> [DATASET ENTRIES]:

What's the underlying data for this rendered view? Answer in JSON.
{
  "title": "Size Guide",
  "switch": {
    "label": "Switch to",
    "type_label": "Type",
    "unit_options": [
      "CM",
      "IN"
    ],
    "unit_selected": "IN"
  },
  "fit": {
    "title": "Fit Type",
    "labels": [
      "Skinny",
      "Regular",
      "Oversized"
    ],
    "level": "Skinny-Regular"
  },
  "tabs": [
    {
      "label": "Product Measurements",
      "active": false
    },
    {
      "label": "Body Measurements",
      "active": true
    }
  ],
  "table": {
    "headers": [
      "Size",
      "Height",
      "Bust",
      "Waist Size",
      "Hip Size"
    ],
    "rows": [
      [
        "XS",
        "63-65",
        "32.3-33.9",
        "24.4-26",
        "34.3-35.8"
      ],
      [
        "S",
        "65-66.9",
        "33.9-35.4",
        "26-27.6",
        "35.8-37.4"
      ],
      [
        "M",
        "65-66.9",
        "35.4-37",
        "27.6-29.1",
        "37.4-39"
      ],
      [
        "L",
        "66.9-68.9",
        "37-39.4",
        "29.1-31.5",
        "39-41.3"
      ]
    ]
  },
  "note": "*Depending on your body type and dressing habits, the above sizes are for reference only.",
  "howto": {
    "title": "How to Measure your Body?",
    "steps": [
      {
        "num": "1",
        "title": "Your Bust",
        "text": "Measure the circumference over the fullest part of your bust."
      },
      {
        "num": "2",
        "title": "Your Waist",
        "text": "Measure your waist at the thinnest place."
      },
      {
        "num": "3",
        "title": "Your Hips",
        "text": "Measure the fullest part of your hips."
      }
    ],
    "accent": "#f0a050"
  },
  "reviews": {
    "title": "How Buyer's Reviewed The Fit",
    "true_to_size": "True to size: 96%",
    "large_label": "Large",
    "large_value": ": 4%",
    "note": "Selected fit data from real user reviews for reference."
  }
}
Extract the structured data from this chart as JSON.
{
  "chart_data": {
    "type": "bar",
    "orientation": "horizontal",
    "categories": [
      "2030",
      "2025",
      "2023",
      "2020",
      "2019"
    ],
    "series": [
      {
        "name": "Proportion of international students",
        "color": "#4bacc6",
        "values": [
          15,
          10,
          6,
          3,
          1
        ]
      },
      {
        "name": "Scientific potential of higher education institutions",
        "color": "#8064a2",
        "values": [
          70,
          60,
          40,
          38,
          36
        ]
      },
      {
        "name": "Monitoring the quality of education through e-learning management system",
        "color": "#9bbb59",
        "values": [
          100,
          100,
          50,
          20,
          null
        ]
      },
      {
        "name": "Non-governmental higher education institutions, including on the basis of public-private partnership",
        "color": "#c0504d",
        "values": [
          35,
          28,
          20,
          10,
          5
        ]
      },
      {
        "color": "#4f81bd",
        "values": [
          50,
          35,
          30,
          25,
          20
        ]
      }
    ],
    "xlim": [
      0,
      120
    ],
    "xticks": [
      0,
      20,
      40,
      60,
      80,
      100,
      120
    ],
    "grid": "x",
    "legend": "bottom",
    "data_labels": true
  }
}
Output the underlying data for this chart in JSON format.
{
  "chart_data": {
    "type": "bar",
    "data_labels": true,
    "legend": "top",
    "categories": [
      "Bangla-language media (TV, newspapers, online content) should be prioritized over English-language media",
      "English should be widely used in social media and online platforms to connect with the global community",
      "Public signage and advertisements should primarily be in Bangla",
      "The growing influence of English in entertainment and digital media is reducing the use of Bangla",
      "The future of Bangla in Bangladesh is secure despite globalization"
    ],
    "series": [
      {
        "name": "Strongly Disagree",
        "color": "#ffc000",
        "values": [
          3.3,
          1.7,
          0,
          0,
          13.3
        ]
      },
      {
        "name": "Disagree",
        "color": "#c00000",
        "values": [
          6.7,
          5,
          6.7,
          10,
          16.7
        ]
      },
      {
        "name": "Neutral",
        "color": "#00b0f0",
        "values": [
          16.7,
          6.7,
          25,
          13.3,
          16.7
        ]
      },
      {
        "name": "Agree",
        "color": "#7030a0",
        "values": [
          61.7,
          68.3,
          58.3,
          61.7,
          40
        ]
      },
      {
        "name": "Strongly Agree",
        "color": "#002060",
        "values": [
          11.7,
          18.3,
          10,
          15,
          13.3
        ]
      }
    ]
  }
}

> [SHORT PROBLEM]:
Copy out the full set of records precisely, leaving nothing out.

> [FINISHED TASK]:
What's the underlying data for this rendered view? Answer in JSON.
{
  "title": "Size Guide",
  "switch": {
    "label": "Switch to",
    "type_label": "Type",
    "unit_options": [
      "CM",
      "IN"
    ],
    "unit_selected": "IN"
  },
  "fit": {
    "title": "Fit Type",
    "labels": [
      "Skinny",
      "Regular",
      "Oversized"
    ],
    "level": "Skinny-Regular"
  },
  "tabs": [
    {
      "label": "Product Measurements",
      "active": false
    },
    {
      "label": "Body Measurements",
      "active": true
    }
  ],
  "table": {
    "headers": [
      "Size",
      "Height",
      "Bust",
      "Waist Size",
      "Hip Size"
    ],
    "rows": [
      [
        "XS",
        "63-65",
        "32.3-33.9",
        "24.4-26",
        "34.3-35.8"
      ],
      [
        "S",
        "65-66.9",
        "33.9-35.4",
        "26-27.6",
        "35.8-37.4"
      ],
      [
        "M",
        "65-66.9",
        "35.4-37",
        "27.6-29.1",
        "37.4-39"
      ],
      [
        "L",
        "66.9-68.9",
        "37-39.4",
        "29.1-31.5",
        "39-41.3"
      ]
    ]
  },
  "note": "*Depending on your body type and dressing habits, the above sizes are for reference only.",
  "howto": {
    "title": "How to Measure your Body?",
    "steps": [
      {
        "num": "1",
        "title": "Your Bust",
        "text": "Measure the circumference over the fullest part of your bust."
      },
      {
        "num": "2",
        "title": "Your Waist",
        "text": "Measure your waist at the thinnest place."
      },
      {
        "num": "3",
        "title": "Your Hips",
        "text": "Measure the fullest part of your hips."
      }
    ],
    "accent": "#f0a050"
  },
  "reviews": {
    "title": "How Buyer's Reviewed The Fit",
    "true_to_size": "True to size: 96%",
    "large_label": "Large",
    "large_value": ": 4%",
    "note": "Selected fit data from real user reviews for reference."
  }
}
Extract the structured data from this chart as JSON.
{
  "chart_data": {
    "type": "bar",
    "orientation": "horizontal",
    "categories": [
      "2030",
      "2025",
      "2023",
      "2020",
      "2019"
    ],
    "series": [
      {
        "name": "Proportion of international students",
        "color": "#4bacc6",
        "values": [
          15,
          10,
          6,
          3,
          1
        ]
      },
      {
        "name": "Scientific potential of higher education institutions",
        "color": "#8064a2",
        "values": [
          70,
          60,
          40,
          38,
          36
        ]
      },
      {
        "name": "Monitoring the quality of education through e-learning management system",
        "color": "#9bbb59",
        "values": [
          100,
          100,
          50,
          20,
          null
        ]
      },
      {
        "name": "Non-governmental higher education institutions, including on the basis of public-private partnership",
        "color": "#c0504d",
        "values": [
          35,
          28,
          20,
          10,
          5
        ]
      },
      {
        "color": "#4f81bd",
        "values": [
          50,
          35,
          30,
          25,
          20
        ]
      }
    ],
    "xlim": [
      0,
      120
    ],
    "xticks": [
      0,
      20,
      40,
      60,
      80,
      100,
      120
    ],
    "grid": "x",
    "legend": "bottom",
    "data_labels": true
  }
}
Output the underlying data for this chart in JSON format.
{
  "chart_data": {
    "type": "bar",
    "data_labels": true,
    "legend": "top",
    "categories": [
      "Bangla-language media (TV, newspapers, online content) should be prioritized over English-language media",
      "English should be widely used in social media and online platforms to connect with the global community",
      "Public signage and advertisements should primarily be in Bangla",
      "The growing influence of English in entertainment and digital media is reducing the use of Bangla",
      "The future of Bangla in Bangladesh is secure despite globalization"
    ],
    "series": [
      {
        "name": "Strongly Disagree",
        "color": "#ffc000",
        "values": [
          3.3,
          1.7,
          0,
          0,
          13.3
        ]
      },
      {
        "name": "Disagree",
        "color": "#c00000",
        "values": [
          6.7,
          5,
          6.7,
          10,
          16.7
        ]
      },
      {
        "name": "Neutral",
        "color": "#00b0f0",
        "values": [
          16.7,
          6.7,
          25,
          13.3,
          16.7
        ]
      },
      {
        "name": "Agree",
        "color": "#7030a0",
        "values": [
          61.7,
          68.3,
          58.3,
          61.7,
          40
        ]
      },
      {
        "name": "Strongly Agree",
        "color": "#002060",
        "values": [
          11.7,
          18.3,
          10,
          15,
          13.3
        ]
      }
    ]
  }
}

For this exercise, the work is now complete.